What is being asked> Determine how many lines of the data below contain "panel", then give only that number.
********************
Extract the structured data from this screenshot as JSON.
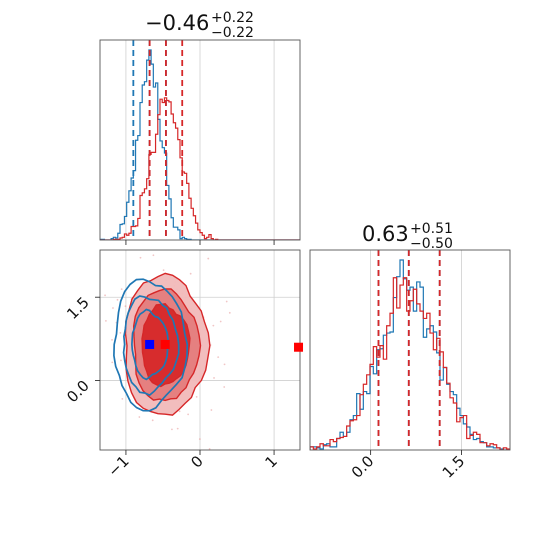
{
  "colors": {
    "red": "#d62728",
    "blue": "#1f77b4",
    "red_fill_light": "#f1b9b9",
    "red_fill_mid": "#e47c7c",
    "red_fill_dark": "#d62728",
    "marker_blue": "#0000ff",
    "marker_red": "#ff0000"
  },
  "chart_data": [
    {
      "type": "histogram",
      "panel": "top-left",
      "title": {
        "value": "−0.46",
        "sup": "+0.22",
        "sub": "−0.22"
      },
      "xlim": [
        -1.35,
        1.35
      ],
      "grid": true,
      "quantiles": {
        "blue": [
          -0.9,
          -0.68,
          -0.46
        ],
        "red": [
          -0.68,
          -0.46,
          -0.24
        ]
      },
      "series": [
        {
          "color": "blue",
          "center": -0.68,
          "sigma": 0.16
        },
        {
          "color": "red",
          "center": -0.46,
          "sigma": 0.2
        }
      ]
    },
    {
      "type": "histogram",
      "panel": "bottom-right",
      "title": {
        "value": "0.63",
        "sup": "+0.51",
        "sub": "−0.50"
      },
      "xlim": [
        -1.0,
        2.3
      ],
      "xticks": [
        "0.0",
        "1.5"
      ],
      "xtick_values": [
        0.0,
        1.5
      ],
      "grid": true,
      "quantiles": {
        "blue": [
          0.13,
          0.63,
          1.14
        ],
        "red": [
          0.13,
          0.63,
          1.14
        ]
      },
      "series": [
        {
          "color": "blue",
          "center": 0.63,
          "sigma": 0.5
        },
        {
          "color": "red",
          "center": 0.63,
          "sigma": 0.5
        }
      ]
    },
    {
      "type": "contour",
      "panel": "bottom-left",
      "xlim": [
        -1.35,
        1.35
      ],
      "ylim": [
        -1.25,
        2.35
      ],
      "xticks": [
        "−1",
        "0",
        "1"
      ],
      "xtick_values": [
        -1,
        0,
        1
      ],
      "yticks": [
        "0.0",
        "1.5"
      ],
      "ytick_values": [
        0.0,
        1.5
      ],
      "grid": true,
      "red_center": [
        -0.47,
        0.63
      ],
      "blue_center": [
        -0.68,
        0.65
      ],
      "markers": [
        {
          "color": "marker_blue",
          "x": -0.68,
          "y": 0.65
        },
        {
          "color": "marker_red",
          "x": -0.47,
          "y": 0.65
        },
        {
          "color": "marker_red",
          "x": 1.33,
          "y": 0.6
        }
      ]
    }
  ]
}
********************
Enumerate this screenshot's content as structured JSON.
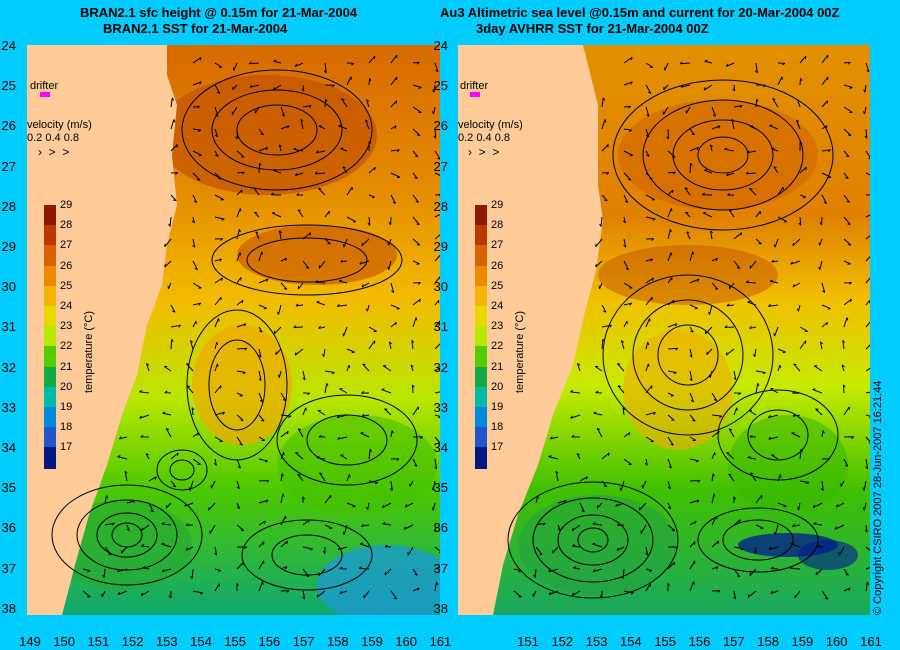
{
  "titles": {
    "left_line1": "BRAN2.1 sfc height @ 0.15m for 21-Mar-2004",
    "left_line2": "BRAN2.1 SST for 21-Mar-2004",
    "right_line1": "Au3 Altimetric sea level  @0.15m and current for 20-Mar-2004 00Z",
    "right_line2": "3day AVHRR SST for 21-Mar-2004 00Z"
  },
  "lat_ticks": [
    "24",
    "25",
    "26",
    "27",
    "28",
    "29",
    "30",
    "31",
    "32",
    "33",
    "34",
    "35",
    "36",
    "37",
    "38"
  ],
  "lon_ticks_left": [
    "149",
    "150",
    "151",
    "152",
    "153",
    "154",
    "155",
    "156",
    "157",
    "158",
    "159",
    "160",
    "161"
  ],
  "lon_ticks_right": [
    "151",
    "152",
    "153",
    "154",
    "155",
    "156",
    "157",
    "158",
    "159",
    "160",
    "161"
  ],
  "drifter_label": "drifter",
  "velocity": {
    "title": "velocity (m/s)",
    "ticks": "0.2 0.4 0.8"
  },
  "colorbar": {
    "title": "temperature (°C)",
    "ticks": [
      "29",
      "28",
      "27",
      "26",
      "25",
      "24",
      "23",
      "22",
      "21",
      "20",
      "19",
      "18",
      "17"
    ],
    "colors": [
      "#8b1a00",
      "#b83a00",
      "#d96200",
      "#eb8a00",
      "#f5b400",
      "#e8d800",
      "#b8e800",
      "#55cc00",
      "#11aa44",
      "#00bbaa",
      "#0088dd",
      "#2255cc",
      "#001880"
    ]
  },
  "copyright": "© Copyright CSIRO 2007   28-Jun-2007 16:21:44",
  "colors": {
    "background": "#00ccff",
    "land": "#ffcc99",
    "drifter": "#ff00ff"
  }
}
********************
The completed task> 3